──────── RAW DATA ────────

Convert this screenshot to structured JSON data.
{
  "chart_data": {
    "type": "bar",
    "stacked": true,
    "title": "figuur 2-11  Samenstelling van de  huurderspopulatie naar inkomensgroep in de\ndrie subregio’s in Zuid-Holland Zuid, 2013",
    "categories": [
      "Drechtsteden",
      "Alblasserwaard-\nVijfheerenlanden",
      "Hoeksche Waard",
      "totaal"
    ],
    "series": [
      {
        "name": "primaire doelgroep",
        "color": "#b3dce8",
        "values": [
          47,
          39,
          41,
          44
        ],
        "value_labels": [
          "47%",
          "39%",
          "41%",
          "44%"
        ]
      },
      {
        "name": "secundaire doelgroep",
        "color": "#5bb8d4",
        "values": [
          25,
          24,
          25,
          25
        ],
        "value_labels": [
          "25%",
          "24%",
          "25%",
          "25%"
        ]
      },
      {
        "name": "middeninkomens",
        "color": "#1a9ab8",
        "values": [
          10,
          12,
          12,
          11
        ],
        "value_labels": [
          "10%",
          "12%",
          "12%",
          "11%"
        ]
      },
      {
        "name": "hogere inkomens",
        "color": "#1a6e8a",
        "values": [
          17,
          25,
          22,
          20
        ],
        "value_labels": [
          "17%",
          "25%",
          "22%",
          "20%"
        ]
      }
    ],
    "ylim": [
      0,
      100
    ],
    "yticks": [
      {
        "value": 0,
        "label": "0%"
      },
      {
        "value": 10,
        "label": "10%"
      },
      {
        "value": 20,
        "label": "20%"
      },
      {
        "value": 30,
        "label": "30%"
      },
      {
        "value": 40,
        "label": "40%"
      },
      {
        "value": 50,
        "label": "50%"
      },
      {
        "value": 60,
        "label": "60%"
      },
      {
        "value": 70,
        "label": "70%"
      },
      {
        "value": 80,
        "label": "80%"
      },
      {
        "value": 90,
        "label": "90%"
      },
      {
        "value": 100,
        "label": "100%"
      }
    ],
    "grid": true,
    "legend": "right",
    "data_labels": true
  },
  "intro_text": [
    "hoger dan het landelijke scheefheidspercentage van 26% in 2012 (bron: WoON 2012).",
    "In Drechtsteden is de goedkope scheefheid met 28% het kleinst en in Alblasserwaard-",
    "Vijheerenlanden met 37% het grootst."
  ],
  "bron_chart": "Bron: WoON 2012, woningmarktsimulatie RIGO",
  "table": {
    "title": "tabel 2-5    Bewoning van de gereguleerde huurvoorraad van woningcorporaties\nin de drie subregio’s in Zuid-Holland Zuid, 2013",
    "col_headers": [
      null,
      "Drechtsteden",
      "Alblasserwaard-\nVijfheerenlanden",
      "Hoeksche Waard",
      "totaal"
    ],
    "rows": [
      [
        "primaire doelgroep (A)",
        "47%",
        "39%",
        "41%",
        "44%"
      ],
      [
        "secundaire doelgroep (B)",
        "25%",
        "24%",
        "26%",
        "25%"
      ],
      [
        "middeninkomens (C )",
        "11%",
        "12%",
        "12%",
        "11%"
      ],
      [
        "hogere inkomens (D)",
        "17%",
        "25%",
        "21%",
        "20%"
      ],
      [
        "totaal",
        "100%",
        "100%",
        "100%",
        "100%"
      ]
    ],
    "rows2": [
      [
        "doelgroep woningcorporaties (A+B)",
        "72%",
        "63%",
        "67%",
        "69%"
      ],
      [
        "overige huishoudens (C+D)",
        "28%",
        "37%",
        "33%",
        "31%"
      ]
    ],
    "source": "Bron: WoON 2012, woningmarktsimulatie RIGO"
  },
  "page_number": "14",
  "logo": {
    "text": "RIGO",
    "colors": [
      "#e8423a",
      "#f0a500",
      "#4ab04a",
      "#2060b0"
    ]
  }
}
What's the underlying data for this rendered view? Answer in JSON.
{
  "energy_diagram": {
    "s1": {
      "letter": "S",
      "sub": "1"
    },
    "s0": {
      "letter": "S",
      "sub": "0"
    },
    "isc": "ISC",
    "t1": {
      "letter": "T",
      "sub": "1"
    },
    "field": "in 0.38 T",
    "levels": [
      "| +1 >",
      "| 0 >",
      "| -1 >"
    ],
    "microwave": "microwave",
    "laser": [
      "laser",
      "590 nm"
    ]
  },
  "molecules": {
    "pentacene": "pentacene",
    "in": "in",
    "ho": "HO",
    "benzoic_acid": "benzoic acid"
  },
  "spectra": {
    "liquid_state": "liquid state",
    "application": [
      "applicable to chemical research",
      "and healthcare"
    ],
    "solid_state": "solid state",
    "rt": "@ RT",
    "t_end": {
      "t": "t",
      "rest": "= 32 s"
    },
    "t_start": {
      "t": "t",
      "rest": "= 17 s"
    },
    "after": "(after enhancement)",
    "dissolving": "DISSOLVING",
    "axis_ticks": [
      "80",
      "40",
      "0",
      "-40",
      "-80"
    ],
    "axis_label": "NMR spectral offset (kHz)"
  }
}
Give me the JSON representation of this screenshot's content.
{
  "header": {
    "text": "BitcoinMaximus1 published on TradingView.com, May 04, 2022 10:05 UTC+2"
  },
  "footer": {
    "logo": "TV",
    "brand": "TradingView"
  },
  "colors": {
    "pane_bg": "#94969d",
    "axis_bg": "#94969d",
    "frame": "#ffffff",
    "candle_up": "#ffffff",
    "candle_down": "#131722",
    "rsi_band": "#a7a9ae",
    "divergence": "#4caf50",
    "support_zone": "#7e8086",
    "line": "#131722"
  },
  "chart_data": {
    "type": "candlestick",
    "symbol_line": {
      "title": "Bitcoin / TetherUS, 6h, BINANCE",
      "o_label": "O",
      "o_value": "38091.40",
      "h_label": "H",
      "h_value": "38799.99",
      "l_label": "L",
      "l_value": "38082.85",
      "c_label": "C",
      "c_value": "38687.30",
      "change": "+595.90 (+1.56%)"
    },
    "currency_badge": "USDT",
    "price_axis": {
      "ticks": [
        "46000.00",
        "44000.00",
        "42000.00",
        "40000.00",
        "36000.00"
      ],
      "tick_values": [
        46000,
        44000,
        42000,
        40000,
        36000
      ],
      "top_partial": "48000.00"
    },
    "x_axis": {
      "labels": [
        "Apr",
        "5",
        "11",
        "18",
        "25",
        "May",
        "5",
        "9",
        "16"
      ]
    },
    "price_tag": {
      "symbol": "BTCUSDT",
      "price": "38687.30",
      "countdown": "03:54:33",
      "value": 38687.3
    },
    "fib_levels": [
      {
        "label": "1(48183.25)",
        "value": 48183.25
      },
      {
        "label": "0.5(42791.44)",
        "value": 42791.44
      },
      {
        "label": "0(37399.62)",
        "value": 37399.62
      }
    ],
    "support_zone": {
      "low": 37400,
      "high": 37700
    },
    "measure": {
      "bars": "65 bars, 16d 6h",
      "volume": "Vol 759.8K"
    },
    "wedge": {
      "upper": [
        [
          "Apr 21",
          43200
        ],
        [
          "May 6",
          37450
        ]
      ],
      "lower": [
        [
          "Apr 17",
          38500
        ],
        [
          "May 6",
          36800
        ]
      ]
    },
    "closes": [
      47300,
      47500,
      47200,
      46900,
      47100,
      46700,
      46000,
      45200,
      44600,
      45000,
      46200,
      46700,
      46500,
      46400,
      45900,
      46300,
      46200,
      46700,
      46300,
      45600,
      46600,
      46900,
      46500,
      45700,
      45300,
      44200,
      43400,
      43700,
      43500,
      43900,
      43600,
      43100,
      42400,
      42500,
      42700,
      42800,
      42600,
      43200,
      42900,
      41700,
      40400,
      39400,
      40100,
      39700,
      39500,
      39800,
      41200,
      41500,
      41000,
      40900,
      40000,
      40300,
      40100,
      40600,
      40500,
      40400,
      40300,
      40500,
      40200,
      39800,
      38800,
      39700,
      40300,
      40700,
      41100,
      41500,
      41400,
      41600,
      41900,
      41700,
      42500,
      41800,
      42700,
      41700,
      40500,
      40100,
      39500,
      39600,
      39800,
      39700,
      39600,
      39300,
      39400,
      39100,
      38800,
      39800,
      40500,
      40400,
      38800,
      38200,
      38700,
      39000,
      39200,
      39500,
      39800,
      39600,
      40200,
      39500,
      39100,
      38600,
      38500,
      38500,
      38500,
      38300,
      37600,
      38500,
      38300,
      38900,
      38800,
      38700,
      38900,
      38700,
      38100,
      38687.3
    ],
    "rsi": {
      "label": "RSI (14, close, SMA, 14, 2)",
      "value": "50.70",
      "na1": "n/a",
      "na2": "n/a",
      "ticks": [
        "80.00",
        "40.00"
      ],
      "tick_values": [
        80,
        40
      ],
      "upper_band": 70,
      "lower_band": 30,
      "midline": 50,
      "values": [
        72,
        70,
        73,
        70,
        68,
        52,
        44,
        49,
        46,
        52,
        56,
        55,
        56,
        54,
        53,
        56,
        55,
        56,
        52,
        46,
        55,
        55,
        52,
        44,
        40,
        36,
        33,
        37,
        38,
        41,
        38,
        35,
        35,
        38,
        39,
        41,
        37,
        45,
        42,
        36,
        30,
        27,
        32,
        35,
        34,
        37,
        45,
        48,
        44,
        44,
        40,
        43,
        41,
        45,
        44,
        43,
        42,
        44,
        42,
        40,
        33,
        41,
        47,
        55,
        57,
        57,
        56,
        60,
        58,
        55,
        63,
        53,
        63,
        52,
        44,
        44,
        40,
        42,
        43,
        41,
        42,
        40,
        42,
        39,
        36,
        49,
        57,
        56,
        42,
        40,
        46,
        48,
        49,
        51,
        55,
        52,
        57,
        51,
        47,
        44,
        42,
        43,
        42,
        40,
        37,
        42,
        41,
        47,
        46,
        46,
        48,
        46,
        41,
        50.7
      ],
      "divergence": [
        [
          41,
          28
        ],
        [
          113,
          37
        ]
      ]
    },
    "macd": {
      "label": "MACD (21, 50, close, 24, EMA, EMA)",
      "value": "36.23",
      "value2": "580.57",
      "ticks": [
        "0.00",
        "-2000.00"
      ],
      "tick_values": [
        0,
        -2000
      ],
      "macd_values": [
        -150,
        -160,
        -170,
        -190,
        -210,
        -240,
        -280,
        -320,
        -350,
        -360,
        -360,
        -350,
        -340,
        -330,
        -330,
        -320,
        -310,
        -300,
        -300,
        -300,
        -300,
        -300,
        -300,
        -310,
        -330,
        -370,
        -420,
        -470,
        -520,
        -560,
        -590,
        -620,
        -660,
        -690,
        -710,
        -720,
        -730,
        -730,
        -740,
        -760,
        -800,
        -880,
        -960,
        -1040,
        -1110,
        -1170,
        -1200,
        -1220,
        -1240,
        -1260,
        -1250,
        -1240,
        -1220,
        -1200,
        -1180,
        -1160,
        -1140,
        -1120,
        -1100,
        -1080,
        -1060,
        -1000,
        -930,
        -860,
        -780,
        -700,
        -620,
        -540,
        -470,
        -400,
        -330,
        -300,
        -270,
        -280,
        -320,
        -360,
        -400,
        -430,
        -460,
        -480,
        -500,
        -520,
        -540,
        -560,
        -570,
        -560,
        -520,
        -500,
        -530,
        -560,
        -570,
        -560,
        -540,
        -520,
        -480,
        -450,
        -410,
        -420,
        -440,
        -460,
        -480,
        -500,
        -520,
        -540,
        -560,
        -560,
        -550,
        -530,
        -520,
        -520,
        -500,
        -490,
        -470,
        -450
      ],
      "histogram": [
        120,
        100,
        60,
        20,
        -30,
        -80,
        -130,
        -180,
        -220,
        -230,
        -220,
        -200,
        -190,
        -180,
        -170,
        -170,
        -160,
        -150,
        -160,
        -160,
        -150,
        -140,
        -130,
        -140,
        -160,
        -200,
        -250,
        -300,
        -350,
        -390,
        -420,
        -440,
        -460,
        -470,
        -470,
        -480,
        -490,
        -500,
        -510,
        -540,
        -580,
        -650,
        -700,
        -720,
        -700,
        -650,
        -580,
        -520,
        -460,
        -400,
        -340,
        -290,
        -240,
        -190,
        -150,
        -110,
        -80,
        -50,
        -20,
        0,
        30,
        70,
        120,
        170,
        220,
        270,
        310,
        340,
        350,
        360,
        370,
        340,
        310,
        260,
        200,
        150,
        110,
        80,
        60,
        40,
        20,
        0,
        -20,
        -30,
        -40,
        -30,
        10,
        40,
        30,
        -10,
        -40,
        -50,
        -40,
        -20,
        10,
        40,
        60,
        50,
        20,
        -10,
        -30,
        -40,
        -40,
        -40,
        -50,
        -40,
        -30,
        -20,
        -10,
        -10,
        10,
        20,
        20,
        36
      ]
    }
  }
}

────────

From the listing, copy every line where the string "hogere" appears.

        "name": "hogere inkomens",
        "hogere inkomens (D)",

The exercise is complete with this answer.